=== TASK TO CARRY OUT ===
Read the listing and extract each line that includes the word "this".

★ ★ ★

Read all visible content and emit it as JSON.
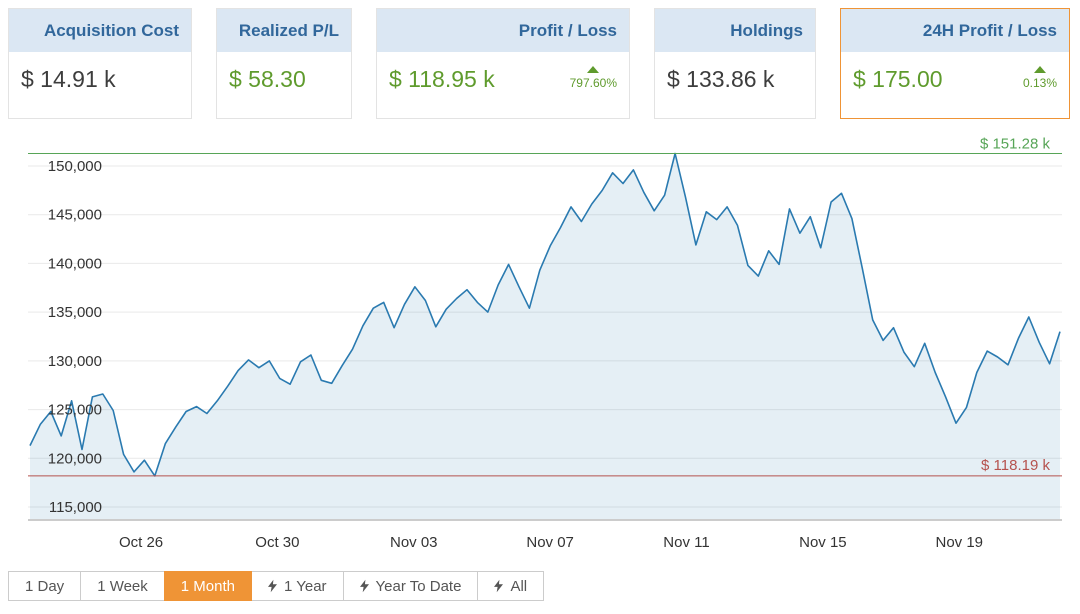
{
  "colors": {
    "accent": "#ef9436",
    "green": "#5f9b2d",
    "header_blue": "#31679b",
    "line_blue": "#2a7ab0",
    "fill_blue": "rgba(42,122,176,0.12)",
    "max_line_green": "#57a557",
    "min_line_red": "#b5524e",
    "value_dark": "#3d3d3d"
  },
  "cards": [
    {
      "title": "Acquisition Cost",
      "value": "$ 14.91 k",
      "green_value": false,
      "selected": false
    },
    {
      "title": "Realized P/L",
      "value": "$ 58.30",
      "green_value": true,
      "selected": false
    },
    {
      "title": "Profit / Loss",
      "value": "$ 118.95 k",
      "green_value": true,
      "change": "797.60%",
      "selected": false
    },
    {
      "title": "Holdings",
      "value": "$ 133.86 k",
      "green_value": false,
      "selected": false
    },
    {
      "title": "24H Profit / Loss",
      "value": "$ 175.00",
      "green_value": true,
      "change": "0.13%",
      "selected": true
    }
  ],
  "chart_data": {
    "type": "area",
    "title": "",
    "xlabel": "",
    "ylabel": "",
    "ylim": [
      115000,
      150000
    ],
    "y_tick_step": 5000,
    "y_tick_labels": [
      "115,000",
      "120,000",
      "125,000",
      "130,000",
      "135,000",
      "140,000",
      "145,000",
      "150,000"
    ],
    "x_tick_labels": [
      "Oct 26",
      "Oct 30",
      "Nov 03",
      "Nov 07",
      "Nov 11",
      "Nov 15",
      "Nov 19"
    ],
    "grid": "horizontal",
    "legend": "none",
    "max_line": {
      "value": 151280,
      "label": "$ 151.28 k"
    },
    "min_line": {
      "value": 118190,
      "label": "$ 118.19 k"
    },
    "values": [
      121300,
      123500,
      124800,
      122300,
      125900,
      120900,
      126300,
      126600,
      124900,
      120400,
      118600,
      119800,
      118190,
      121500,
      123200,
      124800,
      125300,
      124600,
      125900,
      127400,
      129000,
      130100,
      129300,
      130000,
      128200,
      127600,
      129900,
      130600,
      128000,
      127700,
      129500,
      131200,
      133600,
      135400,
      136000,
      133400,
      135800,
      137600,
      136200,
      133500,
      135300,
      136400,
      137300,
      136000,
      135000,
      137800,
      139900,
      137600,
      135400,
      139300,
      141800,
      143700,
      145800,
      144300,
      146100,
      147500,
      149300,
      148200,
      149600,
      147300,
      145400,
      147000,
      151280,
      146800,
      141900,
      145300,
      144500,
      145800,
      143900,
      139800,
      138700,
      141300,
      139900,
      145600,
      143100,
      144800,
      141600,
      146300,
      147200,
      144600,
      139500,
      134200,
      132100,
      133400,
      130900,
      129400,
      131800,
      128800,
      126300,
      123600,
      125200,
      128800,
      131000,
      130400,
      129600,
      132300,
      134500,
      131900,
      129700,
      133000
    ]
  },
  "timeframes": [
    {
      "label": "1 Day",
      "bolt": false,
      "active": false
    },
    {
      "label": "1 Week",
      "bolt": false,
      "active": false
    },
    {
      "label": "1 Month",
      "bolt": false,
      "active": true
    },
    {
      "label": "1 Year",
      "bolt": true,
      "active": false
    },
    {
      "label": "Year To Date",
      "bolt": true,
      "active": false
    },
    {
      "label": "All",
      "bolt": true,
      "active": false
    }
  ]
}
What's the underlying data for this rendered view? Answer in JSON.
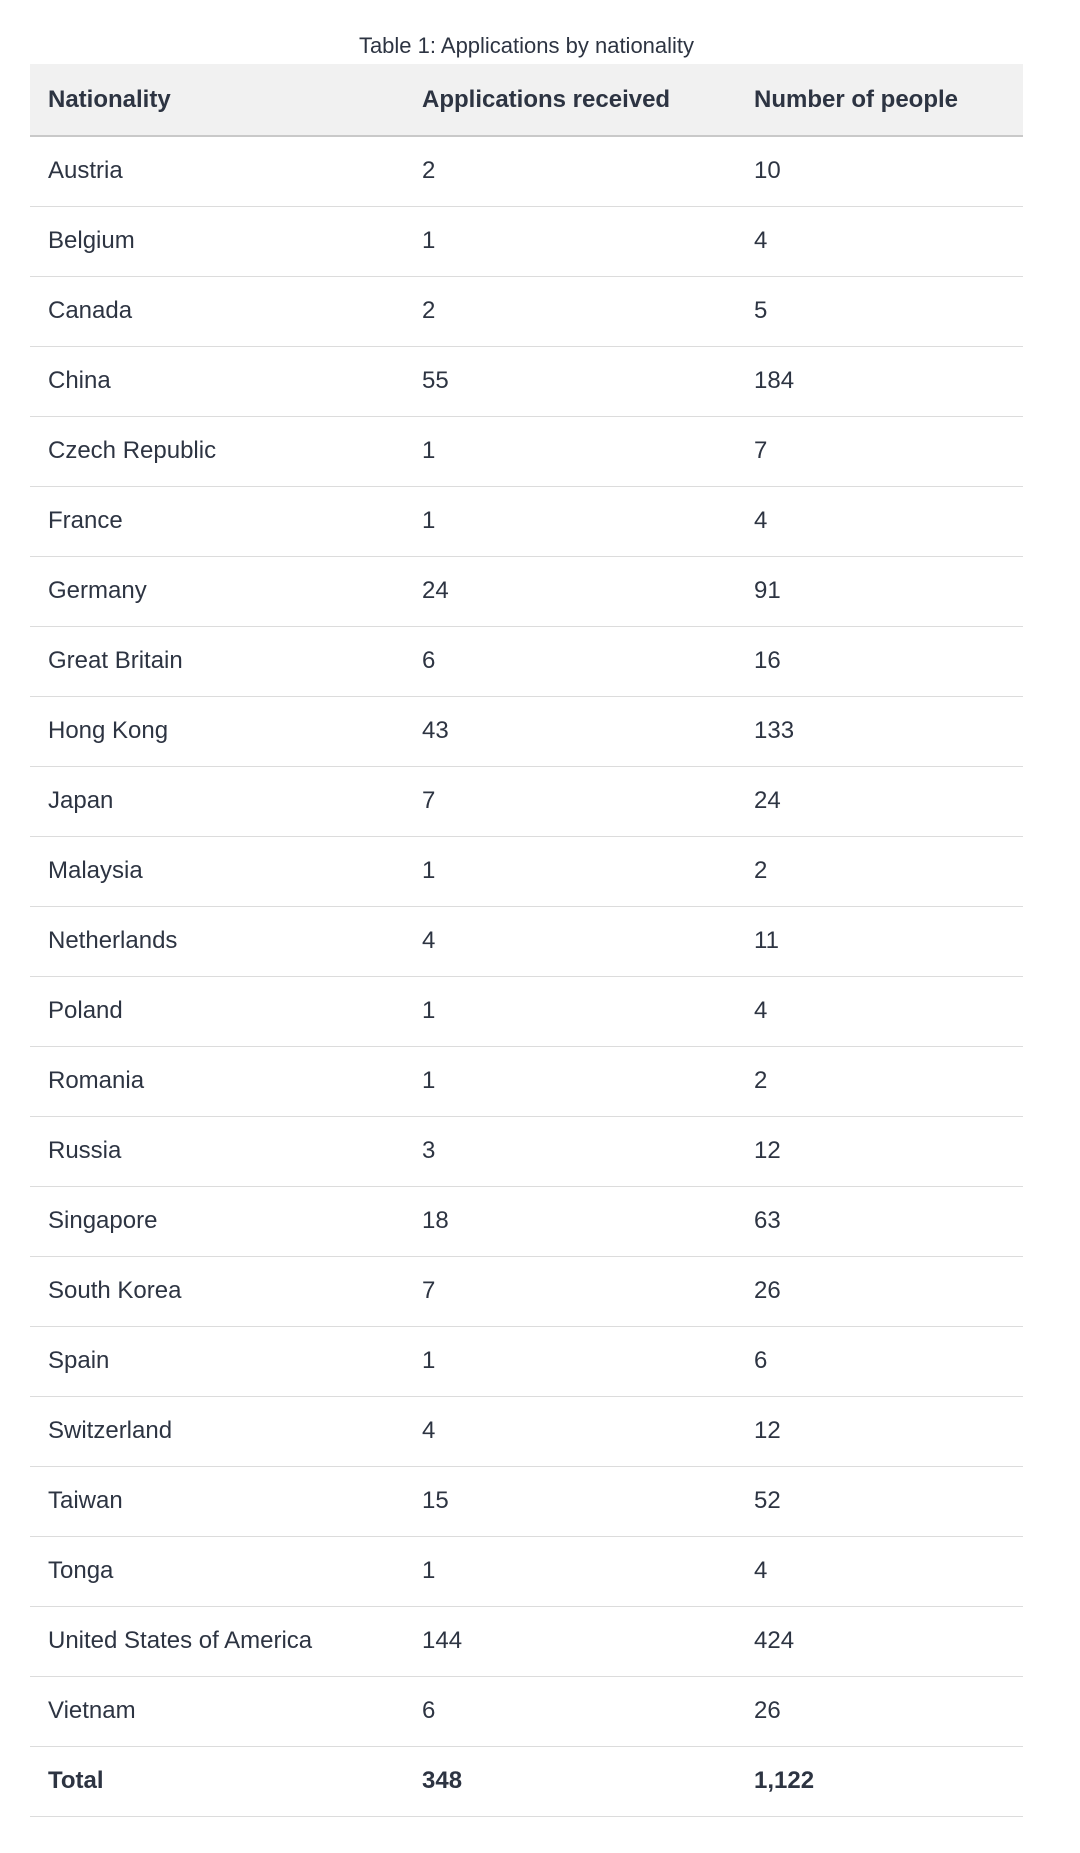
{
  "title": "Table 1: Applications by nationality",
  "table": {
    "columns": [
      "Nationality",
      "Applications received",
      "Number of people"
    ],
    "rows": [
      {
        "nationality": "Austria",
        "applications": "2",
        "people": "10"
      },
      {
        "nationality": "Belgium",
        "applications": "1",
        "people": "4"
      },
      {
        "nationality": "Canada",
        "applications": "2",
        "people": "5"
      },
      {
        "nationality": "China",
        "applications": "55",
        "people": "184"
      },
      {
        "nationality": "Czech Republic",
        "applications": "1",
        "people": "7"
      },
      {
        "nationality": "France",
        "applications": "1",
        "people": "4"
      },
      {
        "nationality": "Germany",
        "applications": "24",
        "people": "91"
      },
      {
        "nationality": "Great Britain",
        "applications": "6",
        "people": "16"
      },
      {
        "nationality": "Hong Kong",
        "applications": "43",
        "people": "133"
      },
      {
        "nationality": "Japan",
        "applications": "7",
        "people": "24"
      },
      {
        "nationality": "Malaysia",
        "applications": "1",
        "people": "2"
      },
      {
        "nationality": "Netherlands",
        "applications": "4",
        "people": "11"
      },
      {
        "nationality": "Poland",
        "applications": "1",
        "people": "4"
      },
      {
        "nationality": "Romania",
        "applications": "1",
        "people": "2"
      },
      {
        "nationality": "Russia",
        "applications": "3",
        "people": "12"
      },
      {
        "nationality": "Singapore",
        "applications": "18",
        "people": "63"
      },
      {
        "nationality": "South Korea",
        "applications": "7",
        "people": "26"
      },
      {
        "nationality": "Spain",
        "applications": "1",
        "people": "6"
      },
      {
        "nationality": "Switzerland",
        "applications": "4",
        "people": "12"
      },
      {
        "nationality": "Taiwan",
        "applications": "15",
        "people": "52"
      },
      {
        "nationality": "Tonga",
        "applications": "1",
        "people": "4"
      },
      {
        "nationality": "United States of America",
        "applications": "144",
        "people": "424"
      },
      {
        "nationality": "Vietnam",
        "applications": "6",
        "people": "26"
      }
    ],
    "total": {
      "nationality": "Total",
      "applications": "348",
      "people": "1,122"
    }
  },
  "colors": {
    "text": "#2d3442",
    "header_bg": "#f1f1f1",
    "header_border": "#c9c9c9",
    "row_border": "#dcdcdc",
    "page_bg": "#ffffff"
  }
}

★ ★ ★

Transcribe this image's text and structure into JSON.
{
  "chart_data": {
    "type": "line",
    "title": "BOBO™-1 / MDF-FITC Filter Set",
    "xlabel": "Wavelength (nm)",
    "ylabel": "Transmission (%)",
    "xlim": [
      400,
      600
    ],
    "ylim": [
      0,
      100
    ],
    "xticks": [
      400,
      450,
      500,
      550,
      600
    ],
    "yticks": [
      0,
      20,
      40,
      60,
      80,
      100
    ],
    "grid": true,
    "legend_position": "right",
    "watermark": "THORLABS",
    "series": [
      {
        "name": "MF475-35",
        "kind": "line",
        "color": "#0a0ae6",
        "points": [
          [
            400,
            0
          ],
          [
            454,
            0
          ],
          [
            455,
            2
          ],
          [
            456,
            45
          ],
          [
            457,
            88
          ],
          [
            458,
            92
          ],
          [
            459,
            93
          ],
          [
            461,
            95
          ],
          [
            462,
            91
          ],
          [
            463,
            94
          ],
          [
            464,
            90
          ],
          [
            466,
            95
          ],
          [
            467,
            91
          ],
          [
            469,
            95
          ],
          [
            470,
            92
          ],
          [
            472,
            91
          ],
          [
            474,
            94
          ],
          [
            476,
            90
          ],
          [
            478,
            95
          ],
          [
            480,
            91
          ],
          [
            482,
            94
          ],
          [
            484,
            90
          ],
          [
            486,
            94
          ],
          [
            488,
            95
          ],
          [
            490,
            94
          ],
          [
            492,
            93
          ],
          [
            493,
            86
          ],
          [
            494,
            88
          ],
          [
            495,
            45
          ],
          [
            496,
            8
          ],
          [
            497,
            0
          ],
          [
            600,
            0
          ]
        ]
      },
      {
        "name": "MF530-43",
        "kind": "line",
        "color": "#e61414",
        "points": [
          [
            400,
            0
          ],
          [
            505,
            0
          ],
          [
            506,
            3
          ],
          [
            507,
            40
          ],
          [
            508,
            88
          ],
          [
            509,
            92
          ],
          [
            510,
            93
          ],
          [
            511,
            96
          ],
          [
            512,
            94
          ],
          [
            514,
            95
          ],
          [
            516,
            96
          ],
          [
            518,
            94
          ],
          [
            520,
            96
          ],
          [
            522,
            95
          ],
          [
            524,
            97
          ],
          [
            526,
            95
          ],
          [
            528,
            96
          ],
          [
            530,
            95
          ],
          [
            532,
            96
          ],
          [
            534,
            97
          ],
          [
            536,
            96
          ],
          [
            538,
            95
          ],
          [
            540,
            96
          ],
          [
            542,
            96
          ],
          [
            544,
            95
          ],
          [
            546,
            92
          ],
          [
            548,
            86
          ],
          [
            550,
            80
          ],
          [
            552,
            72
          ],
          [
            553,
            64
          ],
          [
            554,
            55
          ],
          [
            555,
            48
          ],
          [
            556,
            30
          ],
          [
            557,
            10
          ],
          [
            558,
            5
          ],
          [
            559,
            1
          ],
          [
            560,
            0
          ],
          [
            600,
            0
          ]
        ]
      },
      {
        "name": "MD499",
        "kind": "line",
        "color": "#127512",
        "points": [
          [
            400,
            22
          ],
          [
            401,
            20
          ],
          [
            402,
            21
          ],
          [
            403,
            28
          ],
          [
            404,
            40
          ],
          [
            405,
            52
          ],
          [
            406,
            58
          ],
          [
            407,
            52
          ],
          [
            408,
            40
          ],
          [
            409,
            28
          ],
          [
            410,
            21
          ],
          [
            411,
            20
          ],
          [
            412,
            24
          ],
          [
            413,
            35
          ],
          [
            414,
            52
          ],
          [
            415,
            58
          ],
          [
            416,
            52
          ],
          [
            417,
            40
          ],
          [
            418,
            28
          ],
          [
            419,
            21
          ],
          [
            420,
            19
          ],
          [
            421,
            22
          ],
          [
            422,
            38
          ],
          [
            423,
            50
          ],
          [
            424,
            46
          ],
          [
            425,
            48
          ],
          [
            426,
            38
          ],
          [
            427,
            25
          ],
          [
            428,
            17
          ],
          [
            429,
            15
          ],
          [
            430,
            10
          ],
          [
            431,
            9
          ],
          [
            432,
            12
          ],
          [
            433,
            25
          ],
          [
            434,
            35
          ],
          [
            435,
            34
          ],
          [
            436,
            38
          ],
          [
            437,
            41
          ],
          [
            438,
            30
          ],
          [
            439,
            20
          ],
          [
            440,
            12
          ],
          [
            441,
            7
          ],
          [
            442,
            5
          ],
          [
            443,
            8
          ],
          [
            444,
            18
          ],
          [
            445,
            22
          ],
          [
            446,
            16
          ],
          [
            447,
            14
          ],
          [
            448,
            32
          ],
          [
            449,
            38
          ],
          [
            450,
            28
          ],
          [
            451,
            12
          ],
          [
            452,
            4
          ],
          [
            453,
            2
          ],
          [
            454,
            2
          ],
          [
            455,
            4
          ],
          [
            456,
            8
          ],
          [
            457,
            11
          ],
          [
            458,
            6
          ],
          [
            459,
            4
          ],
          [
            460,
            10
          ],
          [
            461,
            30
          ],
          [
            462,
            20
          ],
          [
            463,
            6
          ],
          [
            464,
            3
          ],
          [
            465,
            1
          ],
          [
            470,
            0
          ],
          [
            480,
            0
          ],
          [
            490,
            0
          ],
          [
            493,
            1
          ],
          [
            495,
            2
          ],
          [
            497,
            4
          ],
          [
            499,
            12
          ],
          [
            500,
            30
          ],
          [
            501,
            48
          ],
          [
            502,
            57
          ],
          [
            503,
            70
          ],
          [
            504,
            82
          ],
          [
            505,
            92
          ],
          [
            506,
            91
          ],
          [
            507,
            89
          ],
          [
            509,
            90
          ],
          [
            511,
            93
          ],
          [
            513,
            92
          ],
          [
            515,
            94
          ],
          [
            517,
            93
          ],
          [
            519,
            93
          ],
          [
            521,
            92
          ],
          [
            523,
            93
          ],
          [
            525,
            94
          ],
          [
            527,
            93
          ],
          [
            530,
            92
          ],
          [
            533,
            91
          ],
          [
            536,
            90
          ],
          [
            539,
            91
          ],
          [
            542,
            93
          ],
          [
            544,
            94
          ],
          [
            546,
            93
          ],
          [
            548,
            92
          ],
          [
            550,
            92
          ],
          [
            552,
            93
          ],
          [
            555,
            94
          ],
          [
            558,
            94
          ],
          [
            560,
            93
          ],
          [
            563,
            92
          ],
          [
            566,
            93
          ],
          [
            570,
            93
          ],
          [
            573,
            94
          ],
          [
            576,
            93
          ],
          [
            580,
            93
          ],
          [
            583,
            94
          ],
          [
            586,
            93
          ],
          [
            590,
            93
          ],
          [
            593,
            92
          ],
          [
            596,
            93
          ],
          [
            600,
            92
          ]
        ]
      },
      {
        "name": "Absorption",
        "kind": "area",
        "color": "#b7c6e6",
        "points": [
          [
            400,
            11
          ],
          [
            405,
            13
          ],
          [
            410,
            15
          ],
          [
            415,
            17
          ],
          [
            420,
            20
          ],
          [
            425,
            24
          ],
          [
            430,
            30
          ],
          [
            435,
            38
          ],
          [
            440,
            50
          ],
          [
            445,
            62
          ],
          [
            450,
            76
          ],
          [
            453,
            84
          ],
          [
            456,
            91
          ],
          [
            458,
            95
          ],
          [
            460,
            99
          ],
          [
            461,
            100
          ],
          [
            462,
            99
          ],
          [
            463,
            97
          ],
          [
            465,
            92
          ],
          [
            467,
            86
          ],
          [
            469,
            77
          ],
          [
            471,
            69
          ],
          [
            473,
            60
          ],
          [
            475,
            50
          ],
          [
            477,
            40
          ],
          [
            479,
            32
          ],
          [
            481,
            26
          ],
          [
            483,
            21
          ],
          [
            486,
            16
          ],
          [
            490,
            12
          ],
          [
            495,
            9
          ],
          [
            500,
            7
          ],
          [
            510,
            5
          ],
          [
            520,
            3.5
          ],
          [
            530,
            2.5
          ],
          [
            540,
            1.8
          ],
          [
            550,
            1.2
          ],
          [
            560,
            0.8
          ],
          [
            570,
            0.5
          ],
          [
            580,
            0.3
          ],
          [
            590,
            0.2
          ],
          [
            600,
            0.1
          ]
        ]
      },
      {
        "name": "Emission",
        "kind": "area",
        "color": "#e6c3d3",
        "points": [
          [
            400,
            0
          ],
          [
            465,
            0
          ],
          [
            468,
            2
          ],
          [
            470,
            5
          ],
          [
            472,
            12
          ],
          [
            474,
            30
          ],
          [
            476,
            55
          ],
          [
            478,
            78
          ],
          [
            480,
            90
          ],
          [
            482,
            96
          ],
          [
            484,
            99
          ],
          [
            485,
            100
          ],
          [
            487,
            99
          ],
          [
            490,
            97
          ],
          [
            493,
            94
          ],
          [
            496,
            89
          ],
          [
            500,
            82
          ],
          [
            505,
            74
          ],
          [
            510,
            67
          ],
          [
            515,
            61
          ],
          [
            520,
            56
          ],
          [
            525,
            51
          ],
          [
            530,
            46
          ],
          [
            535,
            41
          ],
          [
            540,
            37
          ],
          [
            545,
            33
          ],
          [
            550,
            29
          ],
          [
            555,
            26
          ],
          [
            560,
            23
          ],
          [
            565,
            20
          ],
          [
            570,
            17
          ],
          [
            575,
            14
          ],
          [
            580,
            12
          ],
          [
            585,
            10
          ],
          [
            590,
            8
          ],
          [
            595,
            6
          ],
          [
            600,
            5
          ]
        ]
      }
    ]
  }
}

★ ★ ★

=== SOLUTION TO THE PROBLEM ===
What's the underlying data for this rendered view? Answer in JSON.
Transcribe this image's text and structure into JSON.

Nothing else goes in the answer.